**What the task requires**: Reproduce the records below, replacing each occurrence of "Interface List" with "Interface Overview" and changing nothing else.

**Records provided**:
= = = =

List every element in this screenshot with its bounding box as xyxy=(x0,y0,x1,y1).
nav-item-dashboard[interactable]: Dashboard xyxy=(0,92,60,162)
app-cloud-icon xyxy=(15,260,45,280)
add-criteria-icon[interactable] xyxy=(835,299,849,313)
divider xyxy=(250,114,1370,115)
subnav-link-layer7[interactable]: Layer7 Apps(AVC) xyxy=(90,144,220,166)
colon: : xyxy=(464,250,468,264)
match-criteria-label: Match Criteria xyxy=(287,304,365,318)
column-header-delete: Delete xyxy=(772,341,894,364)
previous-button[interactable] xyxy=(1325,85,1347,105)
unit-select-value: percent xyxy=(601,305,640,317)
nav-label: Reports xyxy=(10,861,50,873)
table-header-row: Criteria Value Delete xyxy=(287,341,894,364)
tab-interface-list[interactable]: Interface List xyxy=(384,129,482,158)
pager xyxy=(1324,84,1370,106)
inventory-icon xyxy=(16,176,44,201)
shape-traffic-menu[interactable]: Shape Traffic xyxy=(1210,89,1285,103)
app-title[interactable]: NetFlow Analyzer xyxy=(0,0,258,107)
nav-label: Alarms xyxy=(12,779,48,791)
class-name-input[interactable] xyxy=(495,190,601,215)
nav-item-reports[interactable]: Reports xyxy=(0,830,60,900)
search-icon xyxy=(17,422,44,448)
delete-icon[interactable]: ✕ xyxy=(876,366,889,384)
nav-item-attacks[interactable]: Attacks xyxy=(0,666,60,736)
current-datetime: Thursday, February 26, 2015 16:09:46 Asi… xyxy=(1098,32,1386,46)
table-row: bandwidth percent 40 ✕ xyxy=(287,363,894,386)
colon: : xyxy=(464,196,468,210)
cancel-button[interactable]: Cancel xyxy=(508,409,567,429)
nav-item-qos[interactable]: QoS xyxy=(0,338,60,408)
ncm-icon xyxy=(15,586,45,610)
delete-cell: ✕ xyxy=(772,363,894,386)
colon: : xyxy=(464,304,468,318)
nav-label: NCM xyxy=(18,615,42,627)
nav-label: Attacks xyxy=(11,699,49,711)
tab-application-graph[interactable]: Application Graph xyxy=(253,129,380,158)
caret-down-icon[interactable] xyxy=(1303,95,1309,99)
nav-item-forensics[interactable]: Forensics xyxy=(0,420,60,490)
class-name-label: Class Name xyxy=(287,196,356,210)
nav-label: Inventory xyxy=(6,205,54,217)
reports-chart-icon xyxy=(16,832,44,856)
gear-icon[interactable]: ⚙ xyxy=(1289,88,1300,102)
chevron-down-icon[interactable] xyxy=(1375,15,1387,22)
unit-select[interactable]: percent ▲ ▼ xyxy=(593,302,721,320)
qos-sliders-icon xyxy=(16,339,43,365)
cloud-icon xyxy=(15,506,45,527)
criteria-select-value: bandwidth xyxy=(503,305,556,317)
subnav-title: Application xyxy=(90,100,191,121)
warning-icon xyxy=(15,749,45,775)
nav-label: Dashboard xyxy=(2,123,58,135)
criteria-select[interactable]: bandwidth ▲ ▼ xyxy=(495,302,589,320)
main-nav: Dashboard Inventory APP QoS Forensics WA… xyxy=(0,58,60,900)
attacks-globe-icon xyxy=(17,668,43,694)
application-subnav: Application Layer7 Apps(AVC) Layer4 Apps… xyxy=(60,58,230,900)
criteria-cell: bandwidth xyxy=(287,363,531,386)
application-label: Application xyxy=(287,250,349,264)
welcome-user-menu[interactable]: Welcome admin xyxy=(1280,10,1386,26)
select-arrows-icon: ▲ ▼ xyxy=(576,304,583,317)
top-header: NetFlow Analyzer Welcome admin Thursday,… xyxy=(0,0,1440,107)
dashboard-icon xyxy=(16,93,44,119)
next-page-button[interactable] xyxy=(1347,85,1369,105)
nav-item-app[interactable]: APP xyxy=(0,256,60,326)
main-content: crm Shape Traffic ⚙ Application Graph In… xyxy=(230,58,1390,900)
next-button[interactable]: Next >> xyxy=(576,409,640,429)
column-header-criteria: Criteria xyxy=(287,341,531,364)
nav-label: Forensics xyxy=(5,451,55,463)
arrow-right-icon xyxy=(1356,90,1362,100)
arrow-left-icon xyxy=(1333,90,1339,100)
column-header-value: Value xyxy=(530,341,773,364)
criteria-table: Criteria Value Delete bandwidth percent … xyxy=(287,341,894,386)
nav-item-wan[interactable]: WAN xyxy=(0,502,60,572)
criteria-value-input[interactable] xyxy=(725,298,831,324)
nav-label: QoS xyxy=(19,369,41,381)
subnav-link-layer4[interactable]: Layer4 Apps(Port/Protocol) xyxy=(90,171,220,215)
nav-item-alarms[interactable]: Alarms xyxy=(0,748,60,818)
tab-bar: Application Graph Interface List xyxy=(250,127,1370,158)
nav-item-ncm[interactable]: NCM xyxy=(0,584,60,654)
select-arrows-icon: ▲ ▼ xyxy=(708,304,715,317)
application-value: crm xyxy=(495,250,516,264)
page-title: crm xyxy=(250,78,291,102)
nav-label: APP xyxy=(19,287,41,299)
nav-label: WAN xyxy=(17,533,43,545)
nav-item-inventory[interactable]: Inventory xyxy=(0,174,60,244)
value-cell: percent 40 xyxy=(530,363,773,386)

= = = =

**Written solution**:
List every element in this screenshot with its bounding box as xyxy=(x0,y0,x1,y1).
nav-item-dashboard[interactable]: Dashboard xyxy=(0,92,60,162)
app-cloud-icon xyxy=(15,260,45,280)
add-criteria-icon[interactable] xyxy=(835,299,849,313)
divider xyxy=(250,114,1370,115)
subnav-link-layer7[interactable]: Layer7 Apps(AVC) xyxy=(90,144,220,166)
colon: : xyxy=(464,250,468,264)
match-criteria-label: Match Criteria xyxy=(287,304,365,318)
column-header-delete: Delete xyxy=(772,341,894,364)
previous-button[interactable] xyxy=(1325,85,1347,105)
unit-select-value: percent xyxy=(601,305,640,317)
nav-label: Reports xyxy=(10,861,50,873)
table-header-row: Criteria Value Delete xyxy=(287,341,894,364)
tab-interface-list[interactable]: Interface Overview xyxy=(384,129,482,158)
pager xyxy=(1324,84,1370,106)
inventory-icon xyxy=(16,176,44,201)
shape-traffic-menu[interactable]: Shape Traffic xyxy=(1210,89,1285,103)
app-title[interactable]: NetFlow Analyzer xyxy=(0,0,258,107)
nav-label: Alarms xyxy=(12,779,48,791)
class-name-input[interactable] xyxy=(495,190,601,215)
nav-item-reports[interactable]: Reports xyxy=(0,830,60,900)
search-icon xyxy=(17,422,44,448)
delete-icon[interactable]: ✕ xyxy=(876,366,889,384)
nav-item-attacks[interactable]: Attacks xyxy=(0,666,60,736)
current-datetime: Thursday, February 26, 2015 16:09:46 Asi… xyxy=(1098,32,1386,46)
table-row: bandwidth percent 40 ✕ xyxy=(287,363,894,386)
colon: : xyxy=(464,196,468,210)
cancel-button[interactable]: Cancel xyxy=(508,409,567,429)
nav-item-qos[interactable]: QoS xyxy=(0,338,60,408)
ncm-icon xyxy=(15,586,45,610)
delete-cell: ✕ xyxy=(772,363,894,386)
colon: : xyxy=(464,304,468,318)
nav-label: NCM xyxy=(18,615,42,627)
nav-label: Attacks xyxy=(11,699,49,711)
tab-application-graph[interactable]: Application Graph xyxy=(253,129,380,158)
caret-down-icon[interactable] xyxy=(1303,95,1309,99)
nav-item-forensics[interactable]: Forensics xyxy=(0,420,60,490)
class-name-label: Class Name xyxy=(287,196,356,210)
nav-label: Inventory xyxy=(6,205,54,217)
reports-chart-icon xyxy=(16,832,44,856)
gear-icon[interactable]: ⚙ xyxy=(1289,88,1300,102)
chevron-down-icon[interactable] xyxy=(1375,15,1387,22)
unit-select[interactable]: percent ▲ ▼ xyxy=(593,302,721,320)
qos-sliders-icon xyxy=(16,339,43,365)
cloud-icon xyxy=(15,506,45,527)
criteria-select-value: bandwidth xyxy=(503,305,556,317)
subnav-title: Application xyxy=(90,100,191,121)
warning-icon xyxy=(15,749,45,775)
nav-label: Dashboard xyxy=(2,123,58,135)
criteria-select[interactable]: bandwidth ▲ ▼ xyxy=(495,302,589,320)
main-nav: Dashboard Inventory APP QoS Forensics WA… xyxy=(0,58,60,900)
attacks-globe-icon xyxy=(17,668,43,694)
application-subnav: Application Layer7 Apps(AVC) Layer4 Apps… xyxy=(60,58,230,900)
criteria-cell: bandwidth xyxy=(287,363,531,386)
application-label: Application xyxy=(287,250,349,264)
welcome-user-menu[interactable]: Welcome admin xyxy=(1280,10,1386,26)
select-arrows-icon: ▲ ▼ xyxy=(576,304,583,317)
top-header: NetFlow Analyzer Welcome admin Thursday,… xyxy=(0,0,1440,107)
dashboard-icon xyxy=(16,93,44,119)
next-page-button[interactable] xyxy=(1347,85,1369,105)
nav-item-app[interactable]: APP xyxy=(0,256,60,326)
main-content: crm Shape Traffic ⚙ Application Graph In… xyxy=(230,58,1390,900)
next-button[interactable]: Next >> xyxy=(576,409,640,429)
column-header-criteria: Criteria xyxy=(287,341,531,364)
nav-label: Forensics xyxy=(5,451,55,463)
arrow-right-icon xyxy=(1356,90,1362,100)
arrow-left-icon xyxy=(1333,90,1339,100)
column-header-value: Value xyxy=(530,341,773,364)
criteria-table: Criteria Value Delete bandwidth percent … xyxy=(287,341,894,386)
nav-item-wan[interactable]: WAN xyxy=(0,502,60,572)
criteria-value-input[interactable] xyxy=(725,298,831,324)
nav-label: QoS xyxy=(19,369,41,381)
subnav-link-layer4[interactable]: Layer4 Apps(Port/Protocol) xyxy=(90,171,220,215)
nav-item-alarms[interactable]: Alarms xyxy=(0,748,60,818)
tab-bar: Application Graph Interface Overview xyxy=(250,127,1370,158)
nav-item-ncm[interactable]: NCM xyxy=(0,584,60,654)
select-arrows-icon: ▲ ▼ xyxy=(708,304,715,317)
application-value: crm xyxy=(495,250,516,264)
page-title: crm xyxy=(250,78,291,102)
nav-label: APP xyxy=(19,287,41,299)
nav-label: WAN xyxy=(17,533,43,545)
nav-item-inventory[interactable]: Inventory xyxy=(0,174,60,244)
value-cell: percent 40 xyxy=(530,363,773,386)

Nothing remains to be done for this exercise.